_Supplied data_:
+---+
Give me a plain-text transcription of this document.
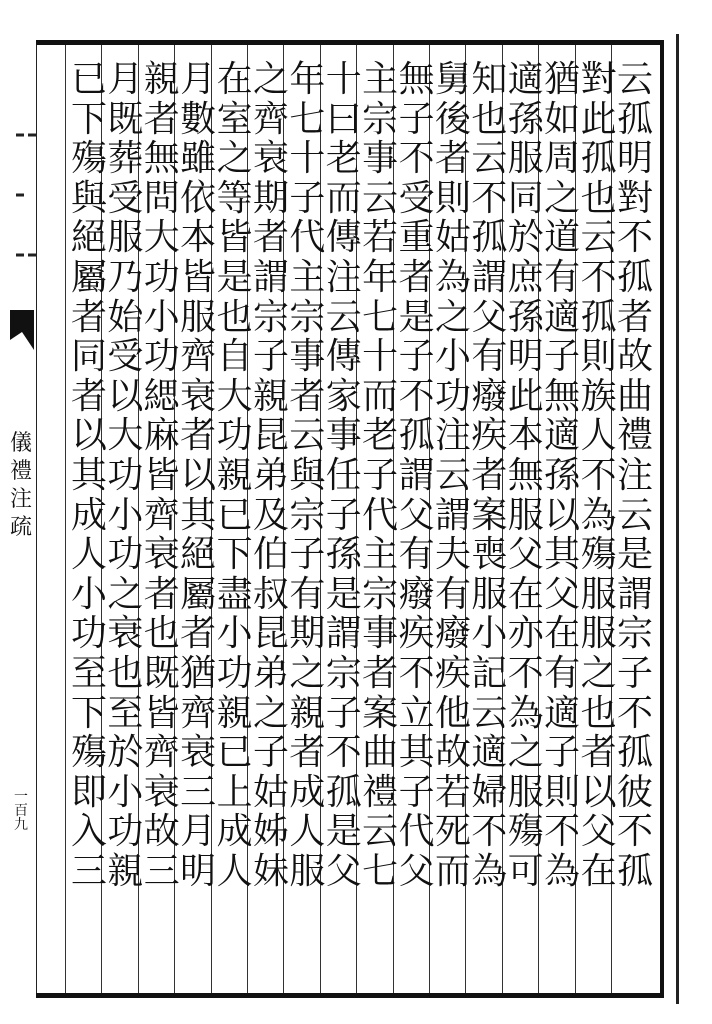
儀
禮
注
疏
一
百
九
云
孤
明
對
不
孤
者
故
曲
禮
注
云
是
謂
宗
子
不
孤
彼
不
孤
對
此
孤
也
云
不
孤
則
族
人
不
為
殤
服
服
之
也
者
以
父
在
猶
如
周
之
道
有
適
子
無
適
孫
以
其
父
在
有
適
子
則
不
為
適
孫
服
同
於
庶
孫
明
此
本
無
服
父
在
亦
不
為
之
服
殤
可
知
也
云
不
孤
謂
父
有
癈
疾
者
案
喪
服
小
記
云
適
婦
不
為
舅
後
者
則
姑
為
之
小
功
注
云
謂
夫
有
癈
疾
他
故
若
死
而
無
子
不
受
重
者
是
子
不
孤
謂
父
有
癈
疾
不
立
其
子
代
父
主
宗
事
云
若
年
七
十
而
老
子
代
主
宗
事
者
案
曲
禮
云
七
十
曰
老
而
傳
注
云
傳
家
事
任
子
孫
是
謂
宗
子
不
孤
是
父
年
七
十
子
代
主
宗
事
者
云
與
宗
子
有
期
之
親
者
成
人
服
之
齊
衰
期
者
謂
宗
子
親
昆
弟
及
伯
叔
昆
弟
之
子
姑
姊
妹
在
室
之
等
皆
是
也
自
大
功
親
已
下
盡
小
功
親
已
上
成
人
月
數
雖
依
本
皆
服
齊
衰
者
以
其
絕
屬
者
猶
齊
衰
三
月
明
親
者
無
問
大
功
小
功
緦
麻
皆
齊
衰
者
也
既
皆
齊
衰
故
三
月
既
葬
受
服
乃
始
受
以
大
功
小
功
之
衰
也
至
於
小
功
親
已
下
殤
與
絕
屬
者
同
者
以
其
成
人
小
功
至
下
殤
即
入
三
+---+
_Your goal_:
Leave out the pictures and give the rest of the records again exactly.

_Task solution_:
Give me a plain-text transcription of this document.
儀
禮
注
疏
一
百
九
云
孤
明
對
不
孤
者
故
曲
禮
注
云
是
謂
宗
子
不
孤
彼
不
孤
對
此
孤
也
云
不
孤
則
族
人
不
為
殤
服
服
之
也
者
以
父
在
猶
如
周
之
道
有
適
子
無
適
孫
以
其
父
在
有
適
子
則
不
為
適
孫
服
同
於
庶
孫
明
此
本
無
服
父
在
亦
不
為
之
服
殤
可
知
也
云
不
孤
謂
父
有
癈
疾
者
案
喪
服
小
記
云
適
婦
不
為
舅
後
者
則
姑
為
之
小
功
注
云
謂
夫
有
癈
疾
他
故
若
死
而
無
子
不
受
重
者
是
子
不
孤
謂
父
有
癈
疾
不
立
其
子
代
父
主
宗
事
云
若
年
七
十
而
老
子
代
主
宗
事
者
案
曲
禮
云
七
十
曰
老
而
傳
注
云
傳
家
事
任
子
孫
是
謂
宗
子
不
孤
是
父
年
七
十
子
代
主
宗
事
者
云
與
宗
子
有
期
之
親
者
成
人
服
之
齊
衰
期
者
謂
宗
子
親
昆
弟
及
伯
叔
昆
弟
之
子
姑
姊
妹
在
室
之
等
皆
是
也
自
大
功
親
已
下
盡
小
功
親
已
上
成
人
月
數
雖
依
本
皆
服
齊
衰
者
以
其
絕
屬
者
猶
齊
衰
三
月
明
親
者
無
問
大
功
小
功
緦
麻
皆
齊
衰
者
也
既
皆
齊
衰
故
三
月
既
葬
受
服
乃
始
受
以
大
功
小
功
之
衰
也
至
於
小
功
親
已
下
殤
與
絕
屬
者
同
者
以
其
成
人
小
功
至
下
殤
即
入
三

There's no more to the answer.